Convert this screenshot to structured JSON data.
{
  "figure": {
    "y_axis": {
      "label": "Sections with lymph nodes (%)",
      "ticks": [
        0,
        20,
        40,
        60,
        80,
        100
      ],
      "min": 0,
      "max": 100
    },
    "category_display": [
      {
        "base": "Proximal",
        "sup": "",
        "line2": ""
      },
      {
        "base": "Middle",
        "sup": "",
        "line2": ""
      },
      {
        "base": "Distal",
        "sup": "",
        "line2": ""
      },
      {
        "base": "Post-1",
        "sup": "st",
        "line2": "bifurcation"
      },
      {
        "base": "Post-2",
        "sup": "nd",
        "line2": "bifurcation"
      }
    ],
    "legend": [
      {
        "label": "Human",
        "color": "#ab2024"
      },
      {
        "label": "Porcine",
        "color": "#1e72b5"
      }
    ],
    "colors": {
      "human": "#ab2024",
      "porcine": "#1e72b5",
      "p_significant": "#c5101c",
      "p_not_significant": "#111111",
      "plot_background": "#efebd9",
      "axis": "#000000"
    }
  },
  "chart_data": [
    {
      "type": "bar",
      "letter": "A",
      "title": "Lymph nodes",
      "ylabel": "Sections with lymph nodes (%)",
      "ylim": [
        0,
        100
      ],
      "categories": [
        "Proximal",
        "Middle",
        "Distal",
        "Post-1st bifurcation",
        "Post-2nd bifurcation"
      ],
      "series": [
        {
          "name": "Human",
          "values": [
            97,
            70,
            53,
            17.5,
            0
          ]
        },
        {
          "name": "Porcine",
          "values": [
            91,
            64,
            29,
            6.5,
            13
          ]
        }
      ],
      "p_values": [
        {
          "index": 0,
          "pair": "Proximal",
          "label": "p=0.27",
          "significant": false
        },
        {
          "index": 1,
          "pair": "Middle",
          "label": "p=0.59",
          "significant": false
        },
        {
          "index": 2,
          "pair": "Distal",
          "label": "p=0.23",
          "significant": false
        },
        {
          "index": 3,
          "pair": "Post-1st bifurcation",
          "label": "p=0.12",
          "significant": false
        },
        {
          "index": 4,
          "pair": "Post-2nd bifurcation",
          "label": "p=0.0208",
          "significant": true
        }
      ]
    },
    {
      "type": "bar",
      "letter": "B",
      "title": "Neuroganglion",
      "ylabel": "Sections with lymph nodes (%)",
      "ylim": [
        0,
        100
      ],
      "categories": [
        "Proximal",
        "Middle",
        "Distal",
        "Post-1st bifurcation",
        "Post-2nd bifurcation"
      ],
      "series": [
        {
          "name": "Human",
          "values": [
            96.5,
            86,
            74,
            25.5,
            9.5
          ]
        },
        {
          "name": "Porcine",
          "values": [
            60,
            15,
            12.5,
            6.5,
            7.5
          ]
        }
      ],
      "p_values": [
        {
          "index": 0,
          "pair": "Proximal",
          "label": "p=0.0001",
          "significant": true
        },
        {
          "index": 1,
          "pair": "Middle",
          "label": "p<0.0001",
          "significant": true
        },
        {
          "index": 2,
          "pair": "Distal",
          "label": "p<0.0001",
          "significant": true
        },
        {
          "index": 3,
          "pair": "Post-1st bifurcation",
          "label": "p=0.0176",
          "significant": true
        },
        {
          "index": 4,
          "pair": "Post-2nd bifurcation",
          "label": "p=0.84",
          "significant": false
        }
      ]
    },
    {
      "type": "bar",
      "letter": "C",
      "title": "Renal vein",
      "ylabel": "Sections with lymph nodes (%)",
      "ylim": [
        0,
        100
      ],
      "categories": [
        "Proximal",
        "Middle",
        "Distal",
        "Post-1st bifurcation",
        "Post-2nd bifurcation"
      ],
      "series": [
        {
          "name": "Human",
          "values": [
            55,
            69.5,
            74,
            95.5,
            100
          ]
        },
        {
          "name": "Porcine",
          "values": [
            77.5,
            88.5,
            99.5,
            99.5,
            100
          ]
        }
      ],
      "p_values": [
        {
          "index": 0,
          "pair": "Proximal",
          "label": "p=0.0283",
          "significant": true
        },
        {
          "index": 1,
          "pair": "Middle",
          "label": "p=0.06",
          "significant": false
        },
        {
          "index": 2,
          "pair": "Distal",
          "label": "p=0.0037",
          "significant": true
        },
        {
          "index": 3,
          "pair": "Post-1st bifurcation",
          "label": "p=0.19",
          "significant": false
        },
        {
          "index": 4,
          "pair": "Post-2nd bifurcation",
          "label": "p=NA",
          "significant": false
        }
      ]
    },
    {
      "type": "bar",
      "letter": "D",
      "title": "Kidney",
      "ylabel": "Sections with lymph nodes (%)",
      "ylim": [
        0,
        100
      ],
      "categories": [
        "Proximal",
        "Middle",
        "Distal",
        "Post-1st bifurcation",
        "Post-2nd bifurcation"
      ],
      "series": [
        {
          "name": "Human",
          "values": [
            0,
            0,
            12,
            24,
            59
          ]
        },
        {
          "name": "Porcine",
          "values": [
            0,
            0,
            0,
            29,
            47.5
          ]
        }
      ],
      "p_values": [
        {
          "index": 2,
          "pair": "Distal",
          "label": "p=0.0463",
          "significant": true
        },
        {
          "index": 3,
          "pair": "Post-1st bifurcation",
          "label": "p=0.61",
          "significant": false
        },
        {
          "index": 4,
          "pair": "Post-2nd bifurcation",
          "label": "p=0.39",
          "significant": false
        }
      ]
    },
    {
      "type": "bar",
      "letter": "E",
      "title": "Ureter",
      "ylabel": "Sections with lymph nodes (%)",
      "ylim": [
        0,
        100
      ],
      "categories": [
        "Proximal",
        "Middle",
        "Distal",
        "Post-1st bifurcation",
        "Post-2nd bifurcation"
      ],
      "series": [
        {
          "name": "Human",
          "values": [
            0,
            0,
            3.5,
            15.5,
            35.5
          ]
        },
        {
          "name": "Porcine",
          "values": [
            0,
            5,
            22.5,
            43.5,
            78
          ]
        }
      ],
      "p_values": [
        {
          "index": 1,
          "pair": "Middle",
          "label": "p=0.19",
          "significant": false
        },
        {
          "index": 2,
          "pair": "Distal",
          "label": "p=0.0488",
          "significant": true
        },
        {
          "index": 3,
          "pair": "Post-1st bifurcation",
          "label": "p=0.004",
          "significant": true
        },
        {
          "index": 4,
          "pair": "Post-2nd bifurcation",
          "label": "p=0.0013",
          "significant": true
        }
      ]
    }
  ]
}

################

(Your objective)
Reply with nothing but the number of lines that contain the word "title".

(Answer)
5